→ **DATA FOR THE TASK**
· · ·

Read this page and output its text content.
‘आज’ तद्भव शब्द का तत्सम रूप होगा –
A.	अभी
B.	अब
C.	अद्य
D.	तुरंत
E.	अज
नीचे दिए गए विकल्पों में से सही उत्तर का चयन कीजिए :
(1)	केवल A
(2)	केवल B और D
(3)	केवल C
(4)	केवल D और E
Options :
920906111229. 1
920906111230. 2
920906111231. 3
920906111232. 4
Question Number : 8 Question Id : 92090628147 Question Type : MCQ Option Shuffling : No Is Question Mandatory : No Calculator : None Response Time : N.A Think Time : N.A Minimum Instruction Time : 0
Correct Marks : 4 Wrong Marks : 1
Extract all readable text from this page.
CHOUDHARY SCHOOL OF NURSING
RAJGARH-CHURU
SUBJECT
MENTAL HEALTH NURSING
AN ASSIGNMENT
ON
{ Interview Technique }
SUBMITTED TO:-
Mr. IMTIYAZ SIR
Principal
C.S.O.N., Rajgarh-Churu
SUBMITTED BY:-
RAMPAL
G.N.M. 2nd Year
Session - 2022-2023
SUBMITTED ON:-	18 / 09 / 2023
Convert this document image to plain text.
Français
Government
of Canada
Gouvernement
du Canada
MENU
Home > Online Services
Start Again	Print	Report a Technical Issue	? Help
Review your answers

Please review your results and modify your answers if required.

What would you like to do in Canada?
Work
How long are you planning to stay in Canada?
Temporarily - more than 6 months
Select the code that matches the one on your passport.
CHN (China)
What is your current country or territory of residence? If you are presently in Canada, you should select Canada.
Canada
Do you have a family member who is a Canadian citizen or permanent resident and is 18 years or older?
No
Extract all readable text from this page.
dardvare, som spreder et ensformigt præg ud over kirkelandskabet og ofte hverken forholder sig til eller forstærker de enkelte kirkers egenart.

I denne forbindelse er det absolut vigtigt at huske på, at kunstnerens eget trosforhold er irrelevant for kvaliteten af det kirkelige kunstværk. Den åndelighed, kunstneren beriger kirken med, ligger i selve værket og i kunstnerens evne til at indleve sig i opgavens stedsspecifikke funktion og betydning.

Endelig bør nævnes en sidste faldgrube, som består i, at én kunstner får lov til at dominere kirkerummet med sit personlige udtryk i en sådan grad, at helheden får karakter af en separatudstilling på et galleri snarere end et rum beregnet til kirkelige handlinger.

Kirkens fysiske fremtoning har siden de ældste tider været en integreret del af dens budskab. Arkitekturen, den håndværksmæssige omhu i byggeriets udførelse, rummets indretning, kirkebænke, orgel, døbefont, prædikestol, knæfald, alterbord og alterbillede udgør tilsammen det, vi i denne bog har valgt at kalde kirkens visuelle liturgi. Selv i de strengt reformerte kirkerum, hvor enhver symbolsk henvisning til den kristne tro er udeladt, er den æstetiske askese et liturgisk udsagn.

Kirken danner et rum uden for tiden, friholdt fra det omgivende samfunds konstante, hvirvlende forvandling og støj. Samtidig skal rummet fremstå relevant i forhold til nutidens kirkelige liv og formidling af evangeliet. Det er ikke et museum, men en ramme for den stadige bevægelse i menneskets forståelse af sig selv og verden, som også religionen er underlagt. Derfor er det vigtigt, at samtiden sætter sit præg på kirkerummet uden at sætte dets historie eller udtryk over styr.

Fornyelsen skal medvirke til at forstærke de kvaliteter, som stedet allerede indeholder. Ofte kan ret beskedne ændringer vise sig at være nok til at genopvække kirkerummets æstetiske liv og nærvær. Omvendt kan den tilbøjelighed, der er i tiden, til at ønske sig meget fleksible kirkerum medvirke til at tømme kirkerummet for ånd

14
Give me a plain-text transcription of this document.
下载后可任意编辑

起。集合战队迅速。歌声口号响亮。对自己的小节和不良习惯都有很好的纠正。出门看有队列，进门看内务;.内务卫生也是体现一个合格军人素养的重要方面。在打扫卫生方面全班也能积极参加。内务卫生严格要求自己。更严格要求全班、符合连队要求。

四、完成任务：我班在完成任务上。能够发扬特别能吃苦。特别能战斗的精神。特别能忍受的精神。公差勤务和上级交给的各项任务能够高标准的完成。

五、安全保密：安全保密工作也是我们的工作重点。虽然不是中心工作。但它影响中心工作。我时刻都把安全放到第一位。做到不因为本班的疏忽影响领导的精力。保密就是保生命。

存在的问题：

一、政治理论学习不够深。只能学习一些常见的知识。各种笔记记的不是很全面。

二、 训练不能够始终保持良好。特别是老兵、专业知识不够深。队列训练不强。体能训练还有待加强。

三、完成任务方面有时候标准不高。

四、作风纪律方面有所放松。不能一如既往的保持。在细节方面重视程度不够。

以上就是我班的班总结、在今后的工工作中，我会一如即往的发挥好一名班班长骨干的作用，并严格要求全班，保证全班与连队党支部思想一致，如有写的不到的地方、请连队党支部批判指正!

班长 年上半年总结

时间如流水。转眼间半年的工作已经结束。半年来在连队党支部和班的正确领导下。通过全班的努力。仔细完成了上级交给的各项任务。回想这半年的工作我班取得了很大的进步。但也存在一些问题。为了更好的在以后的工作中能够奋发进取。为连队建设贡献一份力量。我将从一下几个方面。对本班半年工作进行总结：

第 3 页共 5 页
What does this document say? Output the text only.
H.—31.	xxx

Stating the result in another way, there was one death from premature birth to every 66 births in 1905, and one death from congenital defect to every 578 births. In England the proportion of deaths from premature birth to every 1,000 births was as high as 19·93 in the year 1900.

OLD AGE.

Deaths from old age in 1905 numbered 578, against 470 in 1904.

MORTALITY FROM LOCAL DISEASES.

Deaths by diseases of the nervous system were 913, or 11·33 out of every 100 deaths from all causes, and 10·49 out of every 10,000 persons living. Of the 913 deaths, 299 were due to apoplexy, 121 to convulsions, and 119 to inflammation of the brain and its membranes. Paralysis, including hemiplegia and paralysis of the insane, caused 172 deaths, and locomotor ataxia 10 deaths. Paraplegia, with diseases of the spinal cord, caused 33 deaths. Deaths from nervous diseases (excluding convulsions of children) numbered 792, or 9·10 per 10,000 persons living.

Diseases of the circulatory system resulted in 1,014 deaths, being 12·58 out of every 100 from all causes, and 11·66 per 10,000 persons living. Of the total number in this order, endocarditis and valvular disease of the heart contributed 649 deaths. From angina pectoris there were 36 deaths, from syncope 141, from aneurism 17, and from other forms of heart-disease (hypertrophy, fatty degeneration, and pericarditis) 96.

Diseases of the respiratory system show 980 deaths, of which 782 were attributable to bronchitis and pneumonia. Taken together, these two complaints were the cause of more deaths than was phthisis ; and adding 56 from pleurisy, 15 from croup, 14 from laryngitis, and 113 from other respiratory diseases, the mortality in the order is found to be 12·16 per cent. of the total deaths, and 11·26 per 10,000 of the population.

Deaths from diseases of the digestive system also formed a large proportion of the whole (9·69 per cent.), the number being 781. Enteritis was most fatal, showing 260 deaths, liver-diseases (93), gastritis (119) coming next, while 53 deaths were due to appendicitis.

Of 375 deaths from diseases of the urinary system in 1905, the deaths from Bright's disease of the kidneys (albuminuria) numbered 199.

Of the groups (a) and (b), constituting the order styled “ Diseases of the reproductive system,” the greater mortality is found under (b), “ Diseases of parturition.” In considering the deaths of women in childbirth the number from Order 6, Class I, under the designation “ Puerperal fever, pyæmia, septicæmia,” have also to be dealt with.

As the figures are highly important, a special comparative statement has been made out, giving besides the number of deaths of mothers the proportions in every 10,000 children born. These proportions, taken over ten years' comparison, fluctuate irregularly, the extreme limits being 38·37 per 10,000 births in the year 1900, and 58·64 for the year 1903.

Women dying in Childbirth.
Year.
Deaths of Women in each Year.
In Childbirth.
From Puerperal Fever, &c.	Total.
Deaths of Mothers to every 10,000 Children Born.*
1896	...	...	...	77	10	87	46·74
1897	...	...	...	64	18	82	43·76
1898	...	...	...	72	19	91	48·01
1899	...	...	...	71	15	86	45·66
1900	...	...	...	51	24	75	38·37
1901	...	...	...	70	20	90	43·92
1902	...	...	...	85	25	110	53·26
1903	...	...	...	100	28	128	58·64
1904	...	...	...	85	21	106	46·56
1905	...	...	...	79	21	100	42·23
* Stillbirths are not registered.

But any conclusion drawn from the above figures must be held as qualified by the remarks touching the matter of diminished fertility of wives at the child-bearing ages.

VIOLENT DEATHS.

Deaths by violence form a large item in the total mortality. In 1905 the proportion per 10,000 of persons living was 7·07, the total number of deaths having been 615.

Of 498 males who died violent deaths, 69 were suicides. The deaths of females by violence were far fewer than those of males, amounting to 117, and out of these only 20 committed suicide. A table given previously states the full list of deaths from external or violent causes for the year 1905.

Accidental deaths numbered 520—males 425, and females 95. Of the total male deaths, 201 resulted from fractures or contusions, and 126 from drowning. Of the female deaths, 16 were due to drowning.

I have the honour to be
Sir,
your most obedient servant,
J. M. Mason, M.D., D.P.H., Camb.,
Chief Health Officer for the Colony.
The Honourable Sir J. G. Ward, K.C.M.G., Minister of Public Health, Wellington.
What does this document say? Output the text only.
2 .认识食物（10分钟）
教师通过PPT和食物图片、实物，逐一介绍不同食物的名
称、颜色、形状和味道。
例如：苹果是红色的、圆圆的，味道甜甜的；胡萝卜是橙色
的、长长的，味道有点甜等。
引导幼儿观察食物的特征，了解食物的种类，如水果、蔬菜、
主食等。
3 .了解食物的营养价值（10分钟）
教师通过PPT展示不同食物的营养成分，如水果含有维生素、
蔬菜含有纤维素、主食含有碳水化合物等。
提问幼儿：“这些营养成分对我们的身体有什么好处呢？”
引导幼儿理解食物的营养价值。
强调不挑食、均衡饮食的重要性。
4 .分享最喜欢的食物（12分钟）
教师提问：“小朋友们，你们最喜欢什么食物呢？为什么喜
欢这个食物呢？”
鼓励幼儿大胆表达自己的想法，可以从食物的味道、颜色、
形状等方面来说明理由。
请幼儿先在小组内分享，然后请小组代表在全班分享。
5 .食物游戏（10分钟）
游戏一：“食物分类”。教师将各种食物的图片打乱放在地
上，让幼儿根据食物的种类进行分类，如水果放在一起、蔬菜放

· · ·

→ **OBJECTIVE**
From the data above, copy each line that has the string "violence".

→ **ANSWER TO THE TASK**
Deaths by violence form a large item in the total mortality. In 1905 the proportion per 10,000 of persons living was 7·07, the total number of deaths having been 615.
Of 498 males who died violent deaths, 69 were suicides. The deaths of females by violence were far fewer than those of males, amounting to 117, and out of these only 20 committed suicide. A table given previously states the full list of deaths from external or violent causes for the year 1905.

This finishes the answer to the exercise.